* [CHALLENGE] No images are to be carried over; print all other material exactly as it stands.

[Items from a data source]

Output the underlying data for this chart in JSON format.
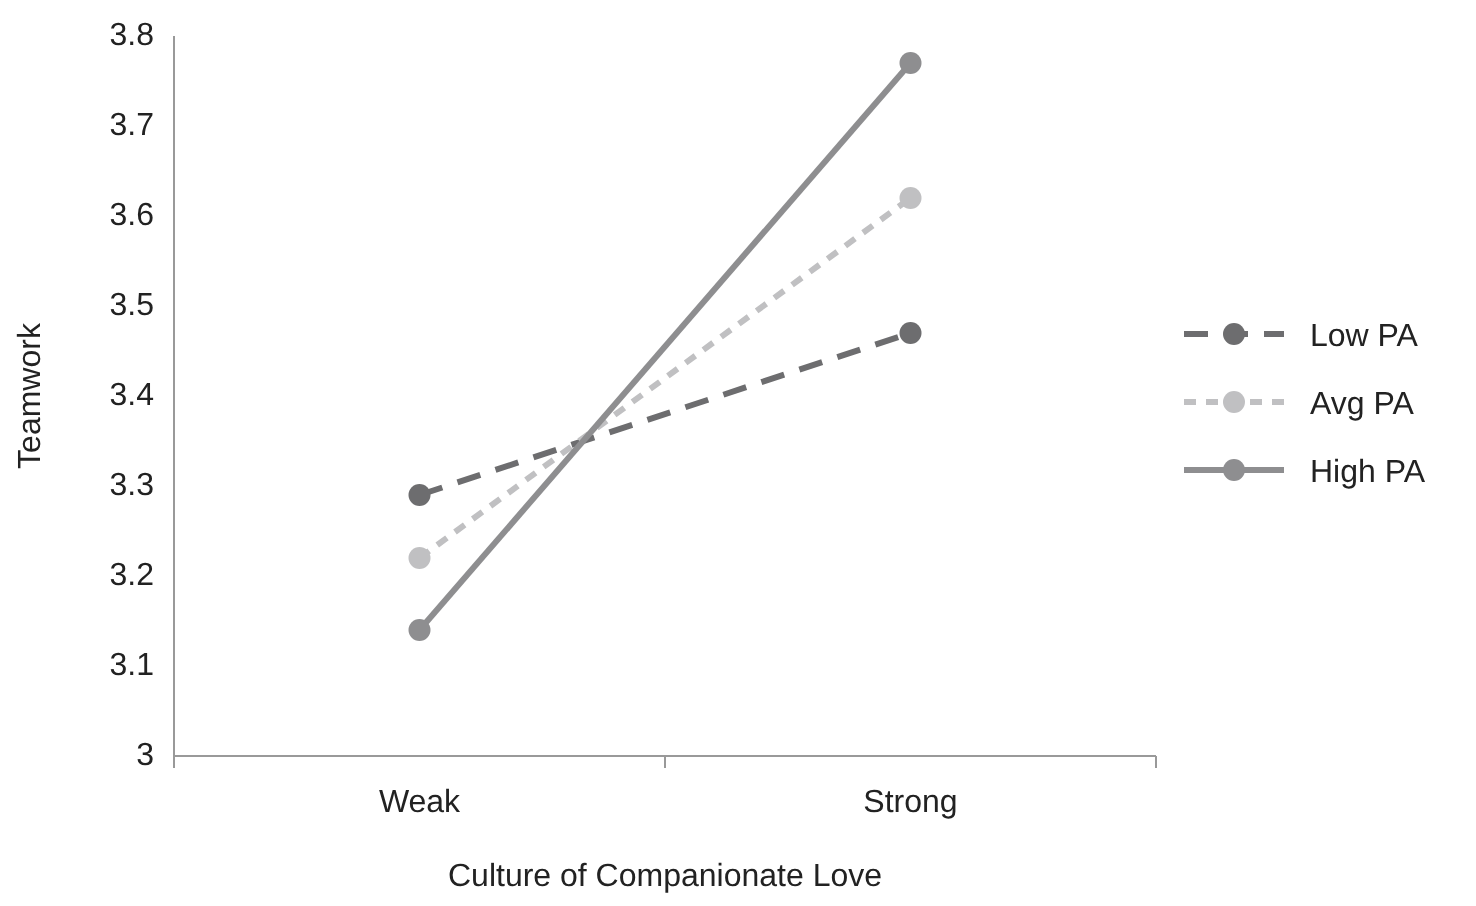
{
  "chart_data": {
    "type": "line",
    "xlabel": "Culture of Companionate Love",
    "ylabel": "Teamwork",
    "categories": [
      "Weak",
      "Strong"
    ],
    "series": [
      {
        "name": "Low PA",
        "color": "#6d6d6f",
        "values": [
          3.29,
          3.47
        ],
        "line_style": "dashed"
      },
      {
        "name": "Avg PA",
        "color": "#c0c0c2",
        "values": [
          3.22,
          3.62
        ],
        "line_style": "dotted"
      },
      {
        "name": "High PA",
        "color": "#8e8e90",
        "values": [
          3.14,
          3.77
        ],
        "line_style": "solid"
      }
    ],
    "ylim": [
      3,
      3.8
    ],
    "yticks": [
      {
        "value": 3,
        "label": "3"
      },
      3.1,
      3.2,
      3.3,
      3.4,
      3.5,
      3.6,
      3.7,
      3.8
    ],
    "grid": false,
    "legend": "right",
    "marker": "circle"
  }
}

* [OUTPUT BELOW]
Output the underlying data for this chart in JSON format.
{
  "chart_data": {
    "type": "line",
    "xlabel": "Culture of Companionate Love",
    "ylabel": "Teamwork",
    "categories": [
      "Weak",
      "Strong"
    ],
    "series": [
      {
        "name": "Low PA",
        "color": "#6d6d6f",
        "values": [
          3.29,
          3.47
        ],
        "line_style": "dashed"
      },
      {
        "name": "Avg PA",
        "color": "#c0c0c2",
        "values": [
          3.22,
          3.62
        ],
        "line_style": "dotted"
      },
      {
        "name": "High PA",
        "color": "#8e8e90",
        "values": [
          3.14,
          3.77
        ],
        "line_style": "solid"
      }
    ],
    "ylim": [
      3,
      3.8
    ],
    "yticks": [
      {
        "value": 3,
        "label": "3"
      },
      3.1,
      3.2,
      3.3,
      3.4,
      3.5,
      3.6,
      3.7,
      3.8
    ],
    "grid": false,
    "legend": "right",
    "marker": "circle"
  }
}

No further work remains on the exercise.